**Exercise goal**
Copy all lines in which the word "JSON" can be found.
++++
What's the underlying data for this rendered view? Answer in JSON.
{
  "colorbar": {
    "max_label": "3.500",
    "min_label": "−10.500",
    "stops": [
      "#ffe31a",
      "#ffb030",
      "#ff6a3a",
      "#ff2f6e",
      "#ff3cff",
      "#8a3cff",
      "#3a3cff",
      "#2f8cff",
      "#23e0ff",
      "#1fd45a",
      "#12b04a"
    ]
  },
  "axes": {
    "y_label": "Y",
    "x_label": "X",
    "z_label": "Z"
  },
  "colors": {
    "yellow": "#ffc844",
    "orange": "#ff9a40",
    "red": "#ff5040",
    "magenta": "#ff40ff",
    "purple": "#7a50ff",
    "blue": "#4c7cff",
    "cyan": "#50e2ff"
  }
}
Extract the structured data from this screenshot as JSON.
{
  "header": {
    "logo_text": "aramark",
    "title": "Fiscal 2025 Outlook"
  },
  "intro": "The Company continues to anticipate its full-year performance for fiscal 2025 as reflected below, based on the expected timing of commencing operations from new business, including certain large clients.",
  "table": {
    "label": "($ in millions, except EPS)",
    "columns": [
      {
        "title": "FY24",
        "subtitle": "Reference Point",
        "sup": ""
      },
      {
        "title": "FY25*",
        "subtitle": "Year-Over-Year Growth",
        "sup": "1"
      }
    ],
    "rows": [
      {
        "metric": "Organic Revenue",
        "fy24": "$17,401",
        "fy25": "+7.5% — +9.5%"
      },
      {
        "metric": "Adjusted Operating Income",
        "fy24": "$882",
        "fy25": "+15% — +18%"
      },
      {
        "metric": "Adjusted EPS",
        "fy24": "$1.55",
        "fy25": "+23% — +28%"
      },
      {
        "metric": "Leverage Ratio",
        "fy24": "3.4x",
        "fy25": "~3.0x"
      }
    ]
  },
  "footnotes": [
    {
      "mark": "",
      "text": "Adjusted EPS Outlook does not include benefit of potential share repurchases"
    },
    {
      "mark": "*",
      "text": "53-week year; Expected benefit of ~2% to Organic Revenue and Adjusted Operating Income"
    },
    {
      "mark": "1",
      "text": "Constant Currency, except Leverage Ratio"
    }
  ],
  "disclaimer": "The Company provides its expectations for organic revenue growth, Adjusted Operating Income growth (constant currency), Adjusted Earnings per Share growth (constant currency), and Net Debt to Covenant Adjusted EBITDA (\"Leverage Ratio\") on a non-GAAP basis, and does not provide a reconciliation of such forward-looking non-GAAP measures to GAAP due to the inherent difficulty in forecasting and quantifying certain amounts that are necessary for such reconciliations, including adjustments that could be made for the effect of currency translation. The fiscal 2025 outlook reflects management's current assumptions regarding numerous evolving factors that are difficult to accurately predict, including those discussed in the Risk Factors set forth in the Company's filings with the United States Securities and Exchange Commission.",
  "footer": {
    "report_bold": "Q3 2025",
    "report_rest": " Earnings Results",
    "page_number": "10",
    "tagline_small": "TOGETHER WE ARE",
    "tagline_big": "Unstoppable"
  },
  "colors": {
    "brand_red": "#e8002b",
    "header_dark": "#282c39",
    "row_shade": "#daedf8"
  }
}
++++
**Task result**
What's the underlying data for this rendered view? Answer in JSON.
Extract the structured data from this screenshot as JSON.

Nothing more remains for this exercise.